_Information supplied_.
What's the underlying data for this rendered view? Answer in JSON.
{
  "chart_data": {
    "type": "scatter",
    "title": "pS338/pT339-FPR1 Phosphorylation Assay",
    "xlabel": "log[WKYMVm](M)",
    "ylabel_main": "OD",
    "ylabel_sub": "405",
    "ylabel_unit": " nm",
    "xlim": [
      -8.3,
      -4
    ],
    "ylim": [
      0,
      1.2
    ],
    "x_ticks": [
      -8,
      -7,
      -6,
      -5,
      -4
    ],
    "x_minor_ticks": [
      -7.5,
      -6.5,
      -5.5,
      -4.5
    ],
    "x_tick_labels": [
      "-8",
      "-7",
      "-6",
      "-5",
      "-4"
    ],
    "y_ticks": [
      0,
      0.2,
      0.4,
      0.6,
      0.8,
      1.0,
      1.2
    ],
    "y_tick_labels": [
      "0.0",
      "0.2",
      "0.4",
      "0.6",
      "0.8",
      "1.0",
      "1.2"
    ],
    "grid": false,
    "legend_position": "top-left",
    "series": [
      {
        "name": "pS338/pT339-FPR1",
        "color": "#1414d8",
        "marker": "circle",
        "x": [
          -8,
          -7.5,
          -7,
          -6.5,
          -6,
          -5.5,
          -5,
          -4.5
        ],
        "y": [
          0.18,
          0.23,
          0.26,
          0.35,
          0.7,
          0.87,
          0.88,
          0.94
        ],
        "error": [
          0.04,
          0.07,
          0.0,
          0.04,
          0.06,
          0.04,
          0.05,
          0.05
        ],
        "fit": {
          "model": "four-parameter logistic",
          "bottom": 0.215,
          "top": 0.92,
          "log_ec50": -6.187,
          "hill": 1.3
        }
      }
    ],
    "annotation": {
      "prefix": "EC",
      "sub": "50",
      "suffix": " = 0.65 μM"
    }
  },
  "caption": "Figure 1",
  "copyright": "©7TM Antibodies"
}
* * *
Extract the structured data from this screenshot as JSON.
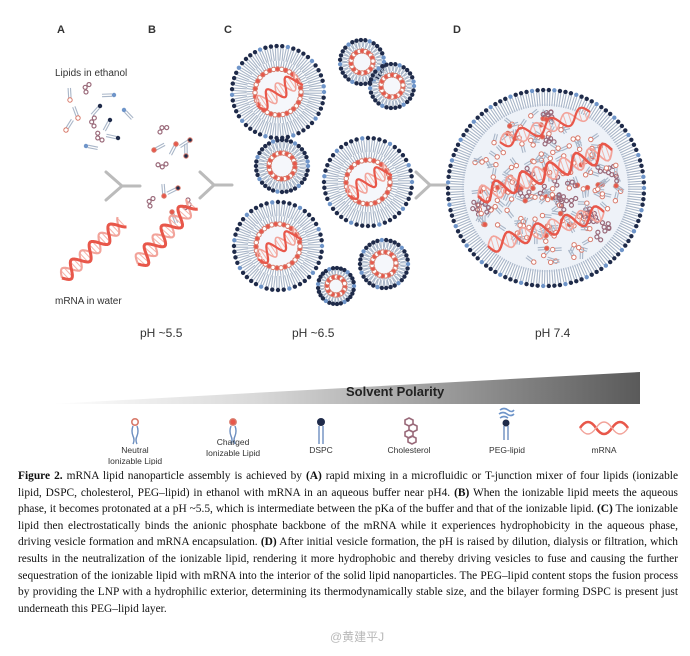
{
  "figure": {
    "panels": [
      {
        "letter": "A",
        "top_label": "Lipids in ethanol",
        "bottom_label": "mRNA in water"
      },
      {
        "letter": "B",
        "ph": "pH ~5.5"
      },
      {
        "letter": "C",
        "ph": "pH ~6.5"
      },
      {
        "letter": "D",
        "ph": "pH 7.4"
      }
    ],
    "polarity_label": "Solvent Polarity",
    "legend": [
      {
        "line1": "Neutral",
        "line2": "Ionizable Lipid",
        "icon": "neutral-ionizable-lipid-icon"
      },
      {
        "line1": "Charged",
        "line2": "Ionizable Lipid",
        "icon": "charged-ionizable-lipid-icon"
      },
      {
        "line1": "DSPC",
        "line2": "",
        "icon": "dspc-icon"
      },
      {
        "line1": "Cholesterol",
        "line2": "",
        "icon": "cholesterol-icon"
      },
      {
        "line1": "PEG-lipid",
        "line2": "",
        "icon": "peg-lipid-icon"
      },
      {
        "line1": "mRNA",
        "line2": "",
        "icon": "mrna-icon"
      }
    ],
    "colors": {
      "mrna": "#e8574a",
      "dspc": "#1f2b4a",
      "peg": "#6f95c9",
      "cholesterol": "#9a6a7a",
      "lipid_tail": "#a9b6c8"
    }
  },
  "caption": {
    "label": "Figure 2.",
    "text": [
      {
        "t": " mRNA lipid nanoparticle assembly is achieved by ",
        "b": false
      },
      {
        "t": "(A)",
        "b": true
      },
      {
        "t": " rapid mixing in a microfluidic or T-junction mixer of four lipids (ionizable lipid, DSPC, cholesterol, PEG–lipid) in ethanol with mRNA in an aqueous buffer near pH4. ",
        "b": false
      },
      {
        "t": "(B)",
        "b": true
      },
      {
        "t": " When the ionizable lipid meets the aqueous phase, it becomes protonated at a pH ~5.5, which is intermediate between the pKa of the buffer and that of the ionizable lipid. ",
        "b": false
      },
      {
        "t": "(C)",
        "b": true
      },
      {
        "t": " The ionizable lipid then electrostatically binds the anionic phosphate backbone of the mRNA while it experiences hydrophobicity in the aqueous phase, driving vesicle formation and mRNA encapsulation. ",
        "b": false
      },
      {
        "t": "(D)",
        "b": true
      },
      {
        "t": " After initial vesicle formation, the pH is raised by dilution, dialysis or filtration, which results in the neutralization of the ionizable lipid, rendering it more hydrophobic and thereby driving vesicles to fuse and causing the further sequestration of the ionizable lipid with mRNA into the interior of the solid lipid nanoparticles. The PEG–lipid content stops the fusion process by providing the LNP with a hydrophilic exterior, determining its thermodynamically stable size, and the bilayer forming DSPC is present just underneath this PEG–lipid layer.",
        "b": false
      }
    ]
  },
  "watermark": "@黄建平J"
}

_What is needed_. What lines of the data contain the string "buffer"? List them.

_Response_.
        "t": " rapid mixing in a microfluidic or T-junction mixer of four lipids (ionizable lipid, DSPC, cholesterol, PEG–lipid) in ethanol with mRNA in an aqueous buffer near pH4. ",
        "t": " When the ionizable lipid meets the aqueous phase, it becomes protonated at a pH ~5.5, which is intermediate between the pKa of the buffer and that of the ionizable lipid. ",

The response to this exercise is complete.